Material to process:

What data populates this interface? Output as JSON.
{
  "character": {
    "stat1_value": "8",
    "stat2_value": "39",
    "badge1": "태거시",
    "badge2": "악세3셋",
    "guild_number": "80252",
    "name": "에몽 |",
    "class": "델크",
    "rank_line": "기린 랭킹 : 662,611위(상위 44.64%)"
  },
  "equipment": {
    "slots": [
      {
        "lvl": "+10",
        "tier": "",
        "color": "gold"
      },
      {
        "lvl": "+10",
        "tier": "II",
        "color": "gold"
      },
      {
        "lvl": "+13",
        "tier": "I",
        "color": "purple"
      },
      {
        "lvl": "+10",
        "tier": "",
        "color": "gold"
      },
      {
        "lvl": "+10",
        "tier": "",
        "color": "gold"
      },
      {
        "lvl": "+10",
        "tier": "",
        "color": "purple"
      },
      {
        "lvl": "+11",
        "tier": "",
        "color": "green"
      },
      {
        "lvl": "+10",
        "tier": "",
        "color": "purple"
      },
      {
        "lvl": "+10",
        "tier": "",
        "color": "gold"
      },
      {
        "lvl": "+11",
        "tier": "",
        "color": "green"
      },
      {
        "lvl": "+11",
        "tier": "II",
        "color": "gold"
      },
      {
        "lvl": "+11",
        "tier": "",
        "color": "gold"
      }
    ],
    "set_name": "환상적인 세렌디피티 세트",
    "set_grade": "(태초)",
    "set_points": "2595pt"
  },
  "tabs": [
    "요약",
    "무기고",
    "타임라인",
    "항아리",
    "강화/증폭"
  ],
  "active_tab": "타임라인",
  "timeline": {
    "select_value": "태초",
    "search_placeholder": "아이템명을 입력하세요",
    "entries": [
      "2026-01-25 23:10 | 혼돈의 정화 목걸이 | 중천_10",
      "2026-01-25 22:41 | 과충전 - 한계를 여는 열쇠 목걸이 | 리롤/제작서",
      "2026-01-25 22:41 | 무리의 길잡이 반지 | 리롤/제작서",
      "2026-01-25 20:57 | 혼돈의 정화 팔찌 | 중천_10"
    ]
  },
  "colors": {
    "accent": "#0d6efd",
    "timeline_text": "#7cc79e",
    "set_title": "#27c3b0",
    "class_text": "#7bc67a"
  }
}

Directions for this task: Reproduce the listing above verbatim, from first line to last.

In response:
What data populates this interface? Output as JSON.
{
  "character": {
    "stat1_value": "8",
    "stat2_value": "39",
    "badge1": "태거시",
    "badge2": "악세3셋",
    "guild_number": "80252",
    "name": "에몽 |",
    "class": "델크",
    "rank_line": "기린 랭킹 : 662,611위(상위 44.64%)"
  },
  "equipment": {
    "slots": [
      {
        "lvl": "+10",
        "tier": "",
        "color": "gold"
      },
      {
        "lvl": "+10",
        "tier": "II",
        "color": "gold"
      },
      {
        "lvl": "+13",
        "tier": "I",
        "color": "purple"
      },
      {
        "lvl": "+10",
        "tier": "",
        "color": "gold"
      },
      {
        "lvl": "+10",
        "tier": "",
        "color": "gold"
      },
      {
        "lvl": "+10",
        "tier": "",
        "color": "purple"
      },
      {
        "lvl": "+11",
        "tier": "",
        "color": "green"
      },
      {
        "lvl": "+10",
        "tier": "",
        "color": "purple"
      },
      {
        "lvl": "+10",
        "tier": "",
        "color": "gold"
      },
      {
        "lvl": "+11",
        "tier": "",
        "color": "green"
      },
      {
        "lvl": "+11",
        "tier": "II",
        "color": "gold"
      },
      {
        "lvl": "+11",
        "tier": "",
        "color": "gold"
      }
    ],
    "set_name": "환상적인 세렌디피티 세트",
    "set_grade": "(태초)",
    "set_points": "2595pt"
  },
  "tabs": [
    "요약",
    "무기고",
    "타임라인",
    "항아리",
    "강화/증폭"
  ],
  "active_tab": "타임라인",
  "timeline": {
    "select_value": "태초",
    "search_placeholder": "아이템명을 입력하세요",
    "entries": [
      "2026-01-25 23:10 | 혼돈의 정화 목걸이 | 중천_10",
      "2026-01-25 22:41 | 과충전 - 한계를 여는 열쇠 목걸이 | 리롤/제작서",
      "2026-01-25 22:41 | 무리의 길잡이 반지 | 리롤/제작서",
      "2026-01-25 20:57 | 혼돈의 정화 팔찌 | 중천_10"
    ]
  },
  "colors": {
    "accent": "#0d6efd",
    "timeline_text": "#7cc79e",
    "set_title": "#27c3b0",
    "class_text": "#7bc67a"
  }
}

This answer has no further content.